*Problem description*:
Each entry below must be repeated exactly, with pictures left out.

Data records
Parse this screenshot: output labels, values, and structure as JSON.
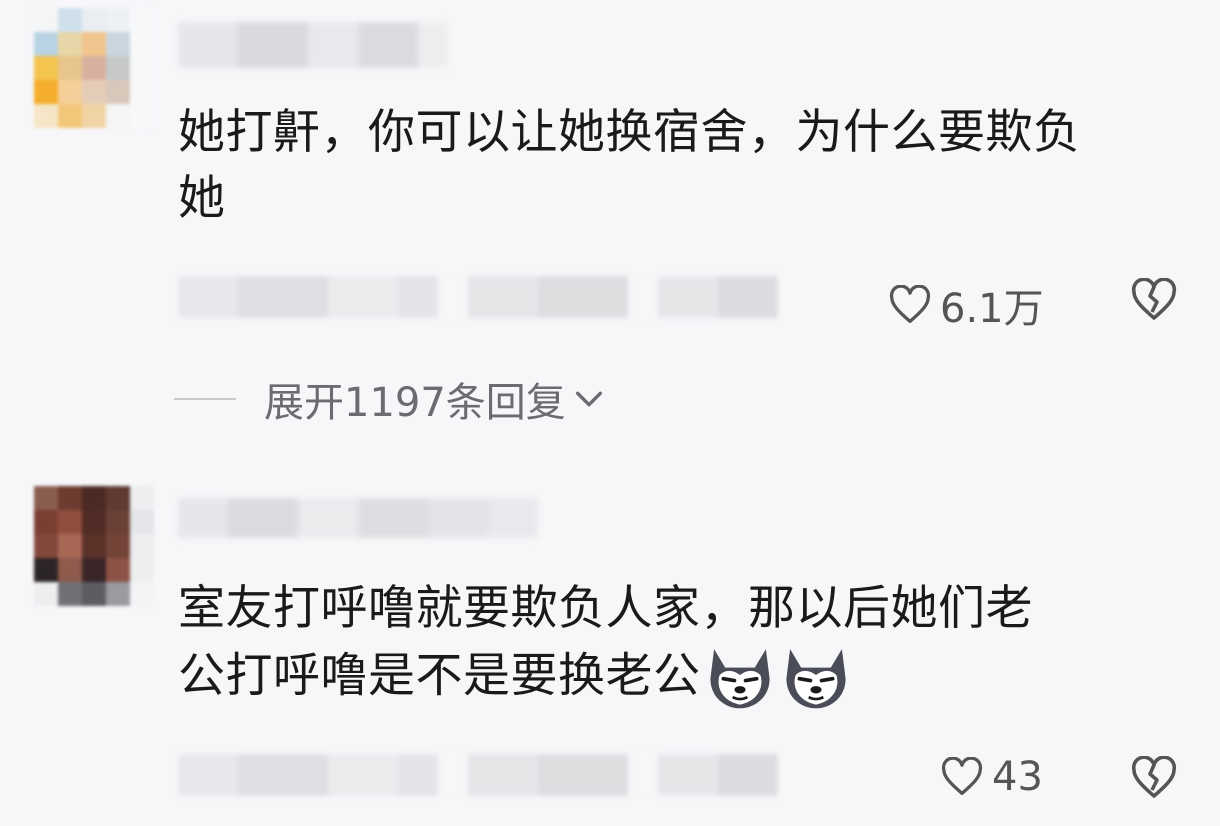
{
  "comments": [
    {
      "text_line1": "她打鼾，你可以让她换宿舍，为什么要欺负",
      "text_line2": "她",
      "likes": "6.1万",
      "like_icon": "heart-outline-icon",
      "dislike_icon": "broken-heart-icon"
    },
    {
      "text_line1": "室友打呼噜就要欺负人家，那以后她们老",
      "text_line2": "公打呼噜是不是要换老公",
      "likes": "43",
      "emojis": [
        "husky-dog-emoji",
        "husky-dog-emoji"
      ],
      "like_icon": "heart-outline-icon",
      "dislike_icon": "broken-heart-icon"
    }
  ],
  "expand_replies": {
    "label": "展开1197条回复",
    "icon": "chevron-down-icon"
  },
  "colors": {
    "background": "#f7f7f9",
    "text": "#1a1a1a",
    "muted": "#6b6b70",
    "icon": "#555555"
  }
}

*Solution to the problem*:
Parse this screenshot: output labels, values, and structure as JSON.
{
  "comments": [
    {
      "text_line1": "她打鼾，你可以让她换宿舍，为什么要欺负",
      "text_line2": "她",
      "likes": "6.1万",
      "like_icon": "heart-outline-icon",
      "dislike_icon": "broken-heart-icon"
    },
    {
      "text_line1": "室友打呼噜就要欺负人家，那以后她们老",
      "text_line2": "公打呼噜是不是要换老公",
      "likes": "43",
      "emojis": [
        "husky-dog-emoji",
        "husky-dog-emoji"
      ],
      "like_icon": "heart-outline-icon",
      "dislike_icon": "broken-heart-icon"
    }
  ],
  "expand_replies": {
    "label": "展开1197条回复",
    "icon": "chevron-down-icon"
  },
  "colors": {
    "background": "#f7f7f9",
    "text": "#1a1a1a",
    "muted": "#6b6b70",
    "icon": "#555555"
  }
}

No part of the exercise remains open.